Requirements: Track down every line below that holds "screenshot" and copy it.

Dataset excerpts
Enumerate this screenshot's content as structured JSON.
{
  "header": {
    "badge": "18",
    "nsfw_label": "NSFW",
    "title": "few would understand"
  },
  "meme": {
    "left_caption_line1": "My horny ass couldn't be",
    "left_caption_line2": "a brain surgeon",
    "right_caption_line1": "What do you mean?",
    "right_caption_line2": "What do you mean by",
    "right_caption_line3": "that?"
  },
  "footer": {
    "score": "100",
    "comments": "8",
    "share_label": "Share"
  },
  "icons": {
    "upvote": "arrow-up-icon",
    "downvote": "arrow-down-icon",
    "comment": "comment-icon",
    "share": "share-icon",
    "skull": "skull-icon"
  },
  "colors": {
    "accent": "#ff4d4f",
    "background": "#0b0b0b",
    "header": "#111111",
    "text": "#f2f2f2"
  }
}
* * *
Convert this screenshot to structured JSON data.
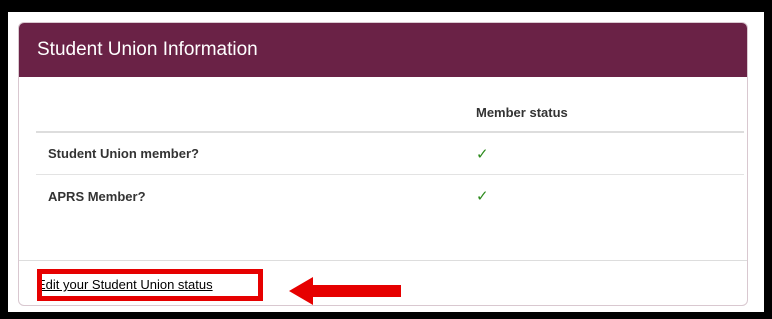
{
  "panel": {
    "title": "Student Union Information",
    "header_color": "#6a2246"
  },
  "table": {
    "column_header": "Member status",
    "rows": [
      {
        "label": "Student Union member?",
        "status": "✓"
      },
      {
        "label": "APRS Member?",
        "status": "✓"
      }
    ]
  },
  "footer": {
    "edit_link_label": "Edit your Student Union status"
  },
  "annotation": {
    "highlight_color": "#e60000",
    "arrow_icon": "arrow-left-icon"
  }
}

Output for this exercise:
Enumerate this screenshot's content as structured JSON.
Convert this screenshot to structured JSON data.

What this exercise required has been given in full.